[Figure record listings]
-=-=-=-=-

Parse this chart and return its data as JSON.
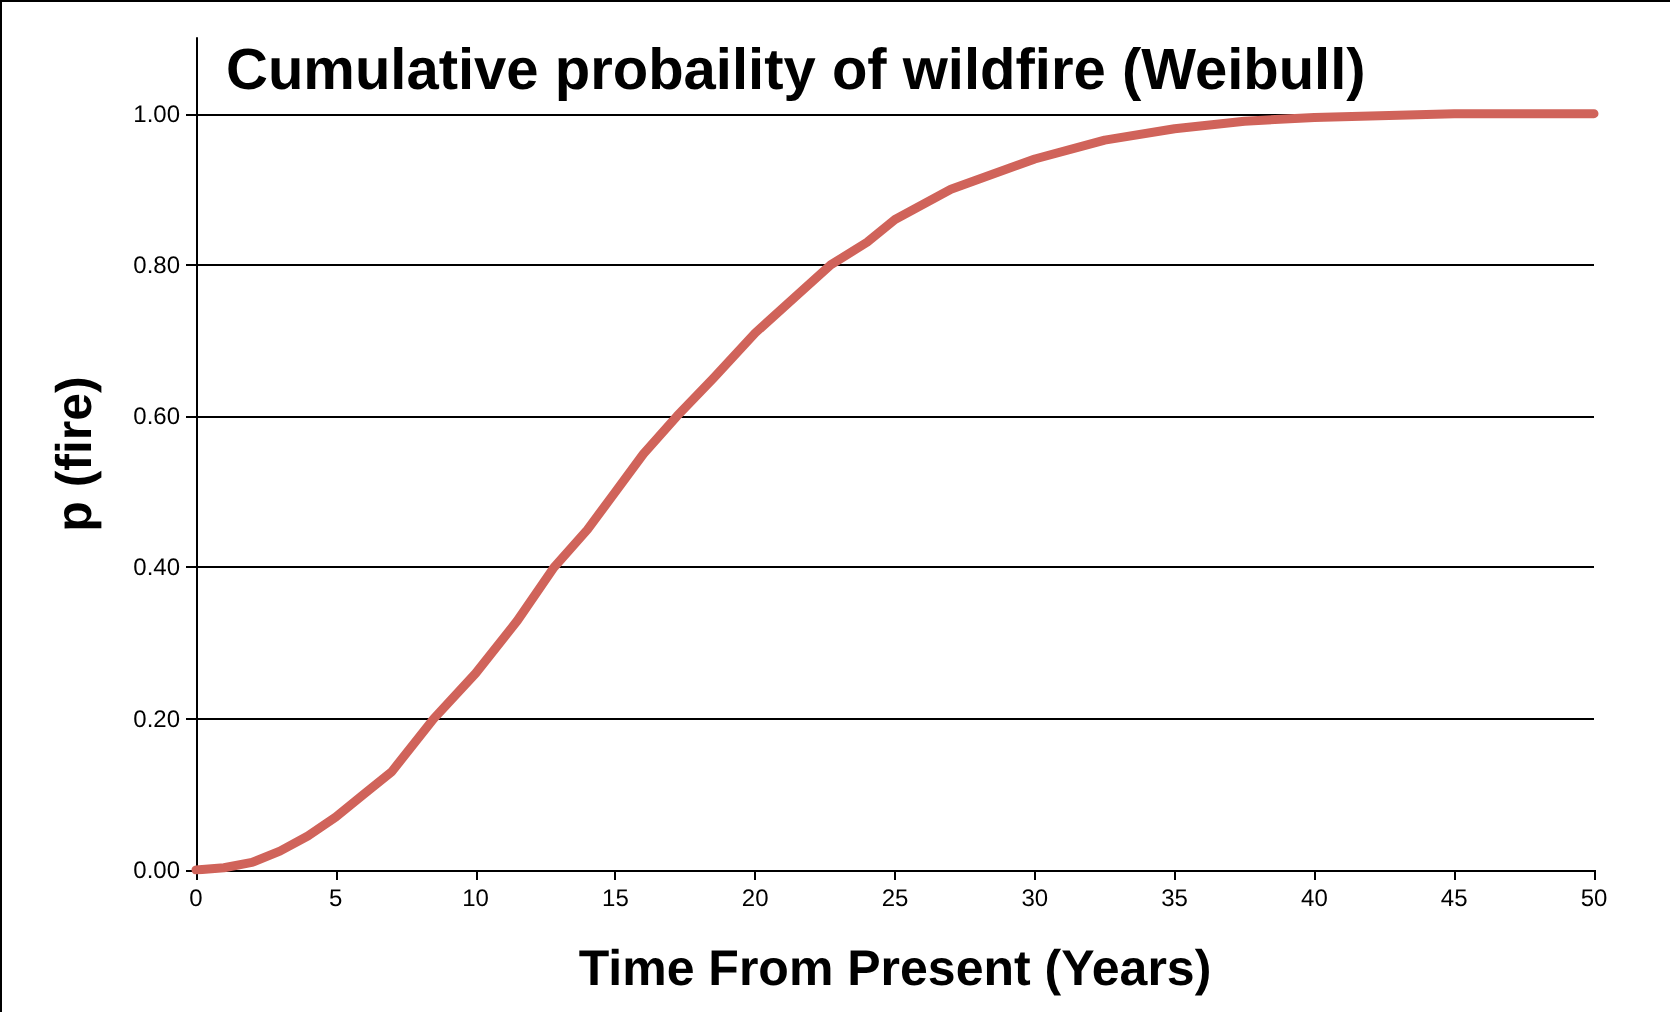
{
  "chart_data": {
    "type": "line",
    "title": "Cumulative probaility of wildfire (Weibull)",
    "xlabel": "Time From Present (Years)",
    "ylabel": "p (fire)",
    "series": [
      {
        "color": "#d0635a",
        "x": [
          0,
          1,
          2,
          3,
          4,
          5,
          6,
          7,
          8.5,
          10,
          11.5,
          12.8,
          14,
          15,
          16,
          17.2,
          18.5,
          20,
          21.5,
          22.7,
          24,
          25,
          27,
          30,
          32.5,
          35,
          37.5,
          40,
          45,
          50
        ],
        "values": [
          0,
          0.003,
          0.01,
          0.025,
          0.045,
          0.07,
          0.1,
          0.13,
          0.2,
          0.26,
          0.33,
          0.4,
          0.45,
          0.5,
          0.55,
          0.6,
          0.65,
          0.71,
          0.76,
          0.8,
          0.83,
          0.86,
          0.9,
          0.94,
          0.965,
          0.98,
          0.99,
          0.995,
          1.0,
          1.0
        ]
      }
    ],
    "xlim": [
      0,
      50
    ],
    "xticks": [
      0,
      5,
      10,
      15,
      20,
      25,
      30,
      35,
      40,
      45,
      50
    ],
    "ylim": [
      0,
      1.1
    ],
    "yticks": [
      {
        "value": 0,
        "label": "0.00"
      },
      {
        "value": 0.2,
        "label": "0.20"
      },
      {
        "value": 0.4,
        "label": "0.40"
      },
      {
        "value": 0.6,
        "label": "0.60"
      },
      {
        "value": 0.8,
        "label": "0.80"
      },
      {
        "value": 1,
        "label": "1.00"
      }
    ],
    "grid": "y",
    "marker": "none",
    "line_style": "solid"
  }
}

-=-=-=-=-

PROBLEM REQUIREMENTS: Omit every picture, then reproduce the rest of the listing exactly.

COMPLETE OUTPUT:
Parse this chart and return its data as JSON.
{
  "chart_data": {
    "type": "line",
    "title": "Cumulative probaility of wildfire (Weibull)",
    "xlabel": "Time From Present (Years)",
    "ylabel": "p (fire)",
    "series": [
      {
        "color": "#d0635a",
        "x": [
          0,
          1,
          2,
          3,
          4,
          5,
          6,
          7,
          8.5,
          10,
          11.5,
          12.8,
          14,
          15,
          16,
          17.2,
          18.5,
          20,
          21.5,
          22.7,
          24,
          25,
          27,
          30,
          32.5,
          35,
          37.5,
          40,
          45,
          50
        ],
        "values": [
          0,
          0.003,
          0.01,
          0.025,
          0.045,
          0.07,
          0.1,
          0.13,
          0.2,
          0.26,
          0.33,
          0.4,
          0.45,
          0.5,
          0.55,
          0.6,
          0.65,
          0.71,
          0.76,
          0.8,
          0.83,
          0.86,
          0.9,
          0.94,
          0.965,
          0.98,
          0.99,
          0.995,
          1.0,
          1.0
        ]
      }
    ],
    "xlim": [
      0,
      50
    ],
    "xticks": [
      0,
      5,
      10,
      15,
      20,
      25,
      30,
      35,
      40,
      45,
      50
    ],
    "ylim": [
      0,
      1.1
    ],
    "yticks": [
      {
        "value": 0,
        "label": "0.00"
      },
      {
        "value": 0.2,
        "label": "0.20"
      },
      {
        "value": 0.4,
        "label": "0.40"
      },
      {
        "value": 0.6,
        "label": "0.60"
      },
      {
        "value": 0.8,
        "label": "0.80"
      },
      {
        "value": 1,
        "label": "1.00"
      }
    ],
    "grid": "y",
    "marker": "none",
    "line_style": "solid"
  }
}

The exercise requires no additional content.